> [The exercise]: Without skipping anything, write out each record below exactly.

> [Data records]:

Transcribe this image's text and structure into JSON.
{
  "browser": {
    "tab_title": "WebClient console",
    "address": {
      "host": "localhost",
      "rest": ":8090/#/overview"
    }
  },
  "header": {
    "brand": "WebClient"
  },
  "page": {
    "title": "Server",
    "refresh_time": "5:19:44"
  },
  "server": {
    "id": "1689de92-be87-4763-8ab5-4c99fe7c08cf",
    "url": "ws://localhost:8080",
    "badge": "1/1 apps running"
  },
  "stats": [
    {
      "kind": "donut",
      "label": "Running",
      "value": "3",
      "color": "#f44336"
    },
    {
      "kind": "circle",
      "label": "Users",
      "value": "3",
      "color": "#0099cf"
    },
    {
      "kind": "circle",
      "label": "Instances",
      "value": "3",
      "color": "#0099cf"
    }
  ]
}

> [Exercise output]:
Transcribe this image's text and structure into JSON.
{
  "browser": {
    "tab_title": "WebClient console",
    "address": {
      "host": "localhost",
      "rest": ":8090/#/overview"
    }
  },
  "header": {
    "brand": "WebClient"
  },
  "page": {
    "title": "Server",
    "refresh_time": "5:19:44"
  },
  "server": {
    "id": "1689de92-be87-4763-8ab5-4c99fe7c08cf",
    "url": "ws://localhost:8080",
    "badge": "1/1 apps running"
  },
  "stats": [
    {
      "kind": "donut",
      "label": "Running",
      "value": "3",
      "color": "#f44336"
    },
    {
      "kind": "circle",
      "label": "Users",
      "value": "3",
      "color": "#0099cf"
    },
    {
      "kind": "circle",
      "label": "Instances",
      "value": "3",
      "color": "#0099cf"
    }
  ]
}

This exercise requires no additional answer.